**Required work:** Turn the stretch of rows from the line containing "svg-text:V: V (425, 88, 437, 105)" through the line containing "wire 10k to wiper (358, 124, 388, 126)" into a numbered list, and leave out any blank lines.

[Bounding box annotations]
****************************************

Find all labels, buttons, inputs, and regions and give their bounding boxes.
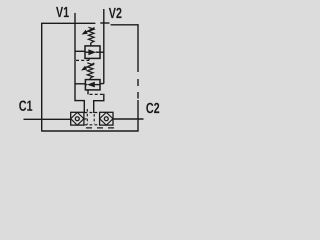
- orifice plug P1 box: [71, 112, 84, 125]
- pilot gallery dashed top horizontal: [85, 112, 100, 114]
- port label C1: [19, 100, 32, 110]
- wire V1 jog to left orifice plug: [75, 100, 84, 113]
- wire corner piece down-left-down to pilot gallery: [94, 94, 105, 113]
- CB2 flow line left: [85, 84, 87, 86]
- orifice plug P2 box: [100, 112, 113, 125]
- port label V2: [109, 8, 122, 18]
- drain gallery dashed line: [86, 127, 117, 129]
- CB2 pilot stub below box: [87, 90, 89, 95]
- node V2 port stem wire: [103, 9, 105, 84]
- port label V1: [56, 7, 69, 17]
- CB1 flow line left: [85, 51, 89, 53]
- CB2 spring: [87, 63, 93, 78]
- valve body outer box right edge upper solid: [137, 24, 139, 72]
- CB1 spring: [89, 27, 95, 43]
- CB2 spring stub: [89, 78, 91, 80]
- CB2 flow line right: [95, 84, 100, 86]
- valve body outer box top edge crossbar at V2 stem: [100, 22, 109, 24]
- wire V2 stem to upper relief box right port: [100, 51, 104, 53]
- pilot gallery dashed right vertical: [93, 114, 95, 124]
- wire stub right of orifice plug P1: [84, 118, 87, 120]
- orifice plug P2 orifice circle: [104, 117, 108, 121]
- CB1 flow line right: [96, 51, 100, 53]
- valve body outer box top edge right segment: [111, 24, 139, 26]
- CB1 pilot stub below box: [88, 58, 90, 60]
- valve body outer box bottom edge: [41, 130, 138, 132]
- counterbalance relief valve CB1 box: [85, 46, 100, 59]
- CB2 adjustment arrow tail: [86, 63, 94, 68]
- valve body outer box top edge left segment: [41, 22, 95, 24]
- CB1 pilot dashed line from V1 stem: [76, 59, 89, 61]
- orifice plug P1 diamond: [71, 112, 84, 125]
- valve body outer box left edge: [41, 23, 43, 131]
- CB1 spring stub: [90, 43, 92, 46]
- pilot gallery dashed bottom horizontal: [85, 124, 100, 126]
- orifice plug P1 orifice circle: [75, 117, 79, 121]
- CB2 pilot dashed line to V2 corner piece: [90, 93, 104, 95]
- pilot gallery dashed left vertical: [86, 109, 88, 125]
- valve body outer box right edge dashed pilot section: [137, 79, 139, 99]
- C2 port line: [113, 118, 144, 120]
- wire V2 stem to lower relief box right port: [100, 83, 104, 85]
- valve body outer box right edge lower solid: [137, 100, 139, 131]
- wire V1 stem to CB2 left port: [75, 83, 85, 85]
- orifice plug P2 diamond: [100, 112, 113, 125]
- node V1 port stem wire: [74, 13, 76, 101]
- C1 port line: [24, 118, 71, 120]
- CB2 adjustment arrow head: [81, 66, 87, 71]
- CB1 adjustment arrow tail: [87, 28, 95, 32]
- CB2 check arrow (left pointing): [87, 82, 95, 88]
- wire V1 stem to CB1 left port: [75, 50, 85, 52]
- counterbalance relief valve CB2 box: [85, 80, 100, 90]
- hydraulic dual counterbalance valve schematic: [0, 0, 183, 140]
- CB1 check arrow (right pointing): [88, 49, 96, 55]
- CB1 adjustment arrow head: [82, 30, 88, 35]
- port label C2: [146, 103, 159, 113]
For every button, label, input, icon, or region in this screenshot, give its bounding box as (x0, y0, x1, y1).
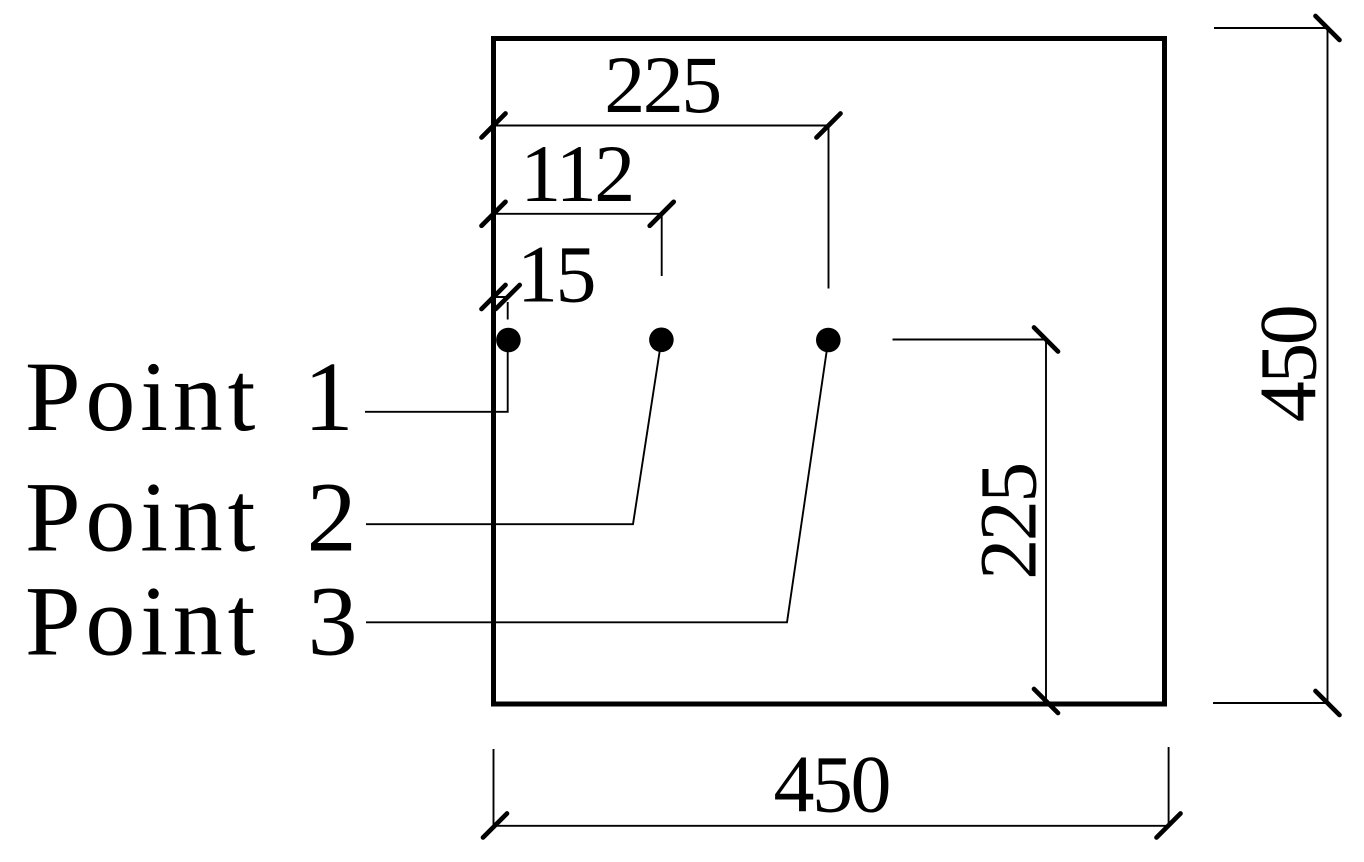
svg-text:450: 450 (1243, 307, 1334, 423)
dimension 450 bottom: dim line (493, 825, 1169, 827)
dimension 450 right: bottom extension line (1213, 702, 1329, 704)
svg-text:Point: Point (25, 566, 260, 677)
leader Point 2 (366, 340, 661, 524)
svg-text:2: 2 (307, 462, 362, 573)
svg-text:225: 225 (604, 39, 720, 130)
square slab outline 450x450 (494, 39, 1165, 705)
dimension 450 bottom: right tick (1157, 814, 1181, 838)
dimension 450 bottom: left tick (483, 814, 507, 838)
svg-text:112: 112 (520, 128, 632, 219)
dimension 225 vertical inner: dim line (1045, 340, 1047, 702)
dimension 450 right: bottom tick (1316, 691, 1340, 715)
dimension 225 top: right extension line (828, 126, 830, 289)
dimension 225 top: left tick (482, 114, 506, 138)
dimension 112: dim line (492, 213, 663, 215)
dimension 15: left tick (482, 285, 506, 309)
dimension 450 bottom: left extension line (493, 749, 495, 827)
svg-text:225: 225 (963, 464, 1054, 580)
dimension 225 vertical inner: top tick (1034, 328, 1058, 352)
dimension 112: right extension line (661, 214, 663, 276)
dimension 450 right: top extension line (1214, 27, 1329, 29)
dimension 15: right tick (496, 285, 520, 309)
point P3 dot (816, 328, 841, 353)
point P2 dot (649, 328, 674, 353)
svg-text:Point: Point (25, 341, 260, 452)
point P1 dot (496, 328, 521, 353)
dimension 450 right: top tick (1316, 16, 1340, 40)
leader Point 1 (365, 341, 508, 412)
svg-text:Point: Point (25, 462, 260, 573)
svg-text:3: 3 (308, 566, 363, 677)
svg-text:15: 15 (517, 229, 594, 320)
leader Point 3 (366, 340, 828, 622)
svg-text:1: 1 (304, 341, 359, 452)
dimension 112: right tick (650, 202, 674, 226)
dimension 225 top: dim line (492, 125, 830, 127)
dimension 450 right: dim line (1327, 28, 1329, 703)
dimension 15: extension line below (507, 302, 509, 320)
dimension 450 bottom: right extension line (1168, 747, 1170, 828)
dimension 225 vertical inner: bottom tick (1034, 689, 1058, 713)
dimension 225 top: right tick (817, 114, 841, 138)
dimension 225 vertical inner: top extension line (893, 339, 1047, 341)
svg-text:450: 450 (774, 739, 890, 830)
dimension 112: left tick (482, 202, 506, 226)
dimension 15: dim line (492, 296, 510, 298)
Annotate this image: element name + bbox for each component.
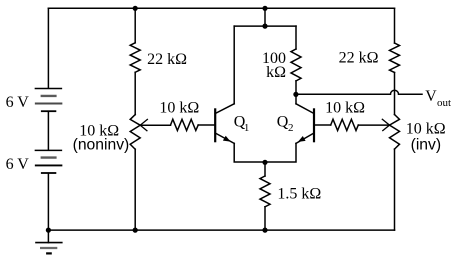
svg-text:V: V (425, 88, 437, 105)
node bottom 1.5k (262, 228, 267, 233)
svg-text:Q: Q (277, 114, 289, 131)
svg-text:10 kΩ: 10 kΩ (406, 121, 446, 138)
battery B1 6V (35, 89, 61, 112)
svg-text:10 kΩ: 10 kΩ (325, 100, 365, 117)
resistor 10k right horizontal (331, 119, 359, 130)
node Vout tap (293, 92, 298, 97)
wire 10k to wiper (358, 124, 388, 126)
resistor 10k left horizontal (171, 119, 199, 130)
transistor Q2 (296, 104, 314, 144)
wire battery to bottom rail (47, 174, 49, 230)
ground (36, 230, 62, 253)
svg-text:22 kΩ: 22 kΩ (339, 50, 379, 67)
svg-text:(noninv): (noninv) (73, 136, 130, 153)
node bottom ground (46, 228, 51, 233)
resistor 22k left (130, 43, 140, 73)
wire emitter node to 1.5k (264, 162, 266, 176)
svg-text:10 kΩ: 10 kΩ (159, 100, 199, 117)
node common emitter (262, 160, 267, 165)
wire bridge (234, 25, 296, 27)
wire pot bottom (134, 149, 136, 230)
node top left 22k (133, 6, 138, 11)
resistor 1.5k (260, 176, 270, 207)
wire left supply top (47, 8, 49, 87)
wire bridge to 100k (295, 26, 297, 49)
wire 22k to pot right (394, 73, 396, 115)
wire top center drop (264, 8, 266, 26)
battery B2 6V (35, 150, 61, 173)
wire Q2 emitter down (265, 143, 296, 162)
svg-text:out: out (437, 97, 451, 109)
svg-text:22 kΩ: 22 kΩ (147, 51, 187, 68)
svg-text:2: 2 (288, 122, 294, 134)
wire 22k to pot (134, 72, 136, 114)
node bridge T (262, 24, 267, 29)
wire Vout with hop (296, 90, 422, 94)
wire Q1 collector up (233, 26, 235, 104)
wire bottom rail (48, 229, 394, 231)
node bottom left pot (133, 228, 138, 233)
wire 10k to Q1 base (198, 124, 214, 126)
svg-text:6 V: 6 V (6, 94, 30, 111)
wire between batteries (47, 112, 49, 150)
potentiometer 10k noninv (130, 115, 140, 150)
wire right column top (394, 8, 396, 43)
svg-text:1.5 kΩ: 1.5 kΩ (277, 185, 321, 202)
resistor 22k right (390, 43, 400, 73)
wire Q2 base to 10k (314, 124, 331, 126)
wiper arrow right pot (382, 119, 389, 130)
svg-text:(inv): (inv) (411, 137, 442, 154)
wire Q1 emitter down (234, 143, 265, 162)
wire wiper to 10k (141, 124, 171, 126)
resistor 100k (291, 49, 301, 81)
svg-text:kΩ: kΩ (266, 64, 286, 81)
transistor Q1 (215, 104, 234, 144)
potentiometer 10k inv (390, 115, 400, 150)
node top center (262, 6, 267, 11)
wire 100k to Q2 collector (295, 81, 297, 104)
wire 1.5k to bottom rail (264, 207, 266, 230)
wire pot right bottom (394, 149, 396, 230)
wiper arrow left pot (140, 119, 147, 130)
wire top rail (48, 7, 394, 9)
svg-text:1: 1 (244, 122, 250, 134)
svg-text:6 V: 6 V (6, 156, 30, 173)
wire left column top (134, 8, 136, 43)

****************************************

**Reply to the task:**
1. svg-text:V: V (425, 88, 437, 105)
2. node bottom 1.5k (262, 228, 267, 233)
3. svg-text:Q: Q (277, 114, 289, 131)
4. svg-text:10 kΩ: 10 kΩ (406, 121, 446, 138)
5. battery B1 6V (35, 89, 61, 112)
6. svg-text:10 kΩ: 10 kΩ (325, 100, 365, 117)
7. resistor 10k right horizontal (331, 119, 359, 130)
8. node Vout tap (293, 92, 298, 97)
9. wire 10k to wiper (358, 124, 388, 126)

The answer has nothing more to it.